[The exercise] List all the lines in these records that hold "label".

Figure contents as structured data
>>>

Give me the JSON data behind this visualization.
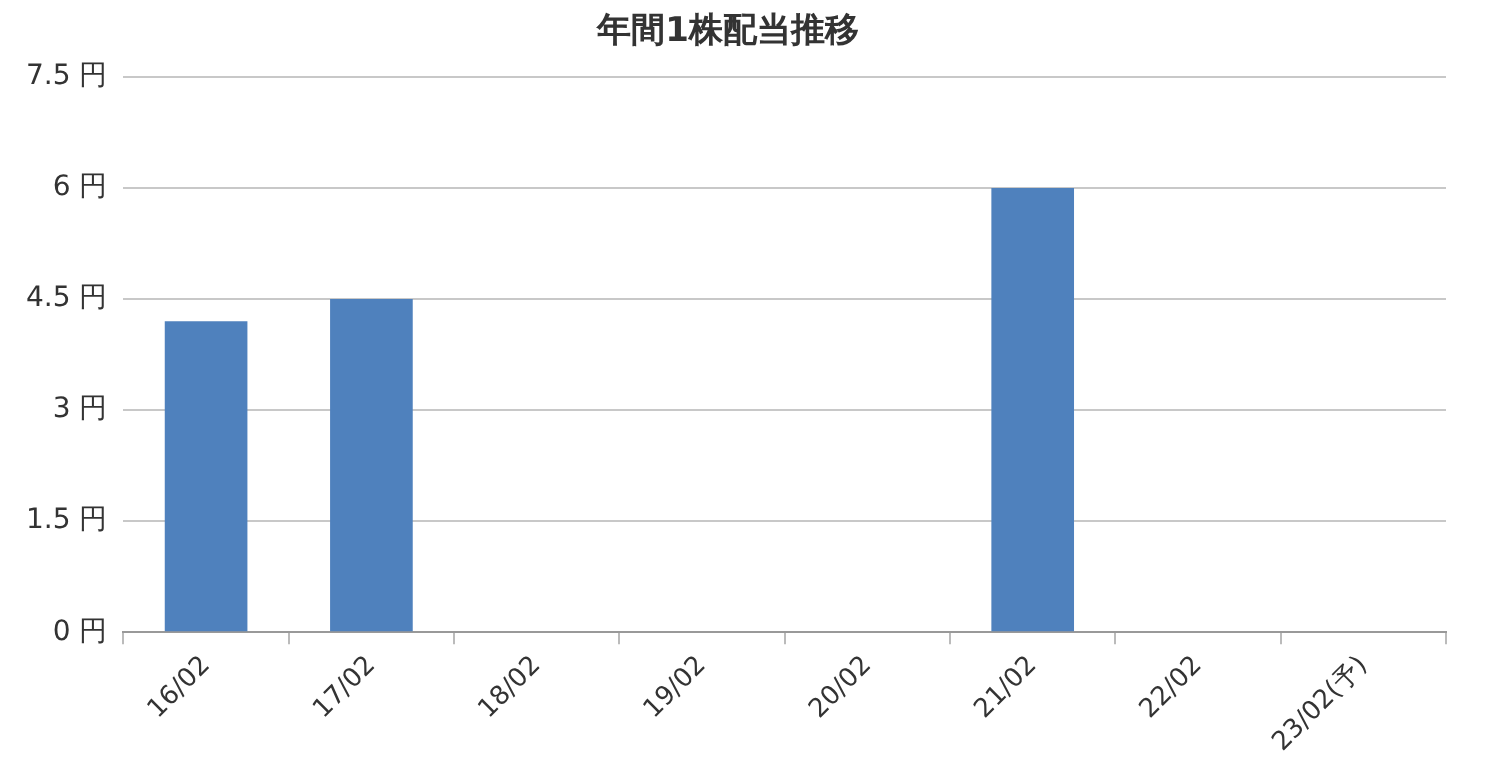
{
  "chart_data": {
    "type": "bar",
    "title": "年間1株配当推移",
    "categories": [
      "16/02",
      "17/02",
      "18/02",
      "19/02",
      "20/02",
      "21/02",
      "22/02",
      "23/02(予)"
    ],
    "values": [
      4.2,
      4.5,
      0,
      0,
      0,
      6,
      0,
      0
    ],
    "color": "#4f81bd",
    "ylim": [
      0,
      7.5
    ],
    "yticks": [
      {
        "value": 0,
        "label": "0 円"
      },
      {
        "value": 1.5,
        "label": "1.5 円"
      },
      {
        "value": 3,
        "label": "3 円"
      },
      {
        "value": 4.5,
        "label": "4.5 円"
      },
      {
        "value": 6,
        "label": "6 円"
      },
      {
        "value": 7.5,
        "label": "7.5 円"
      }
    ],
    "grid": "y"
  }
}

<<<

[Response to the task]
        "label": "0 円"
        "label": "1.5 円"
        "label": "3 円"
        "label": "4.5 円"
        "label": "6 円"
        "label": "7.5 円"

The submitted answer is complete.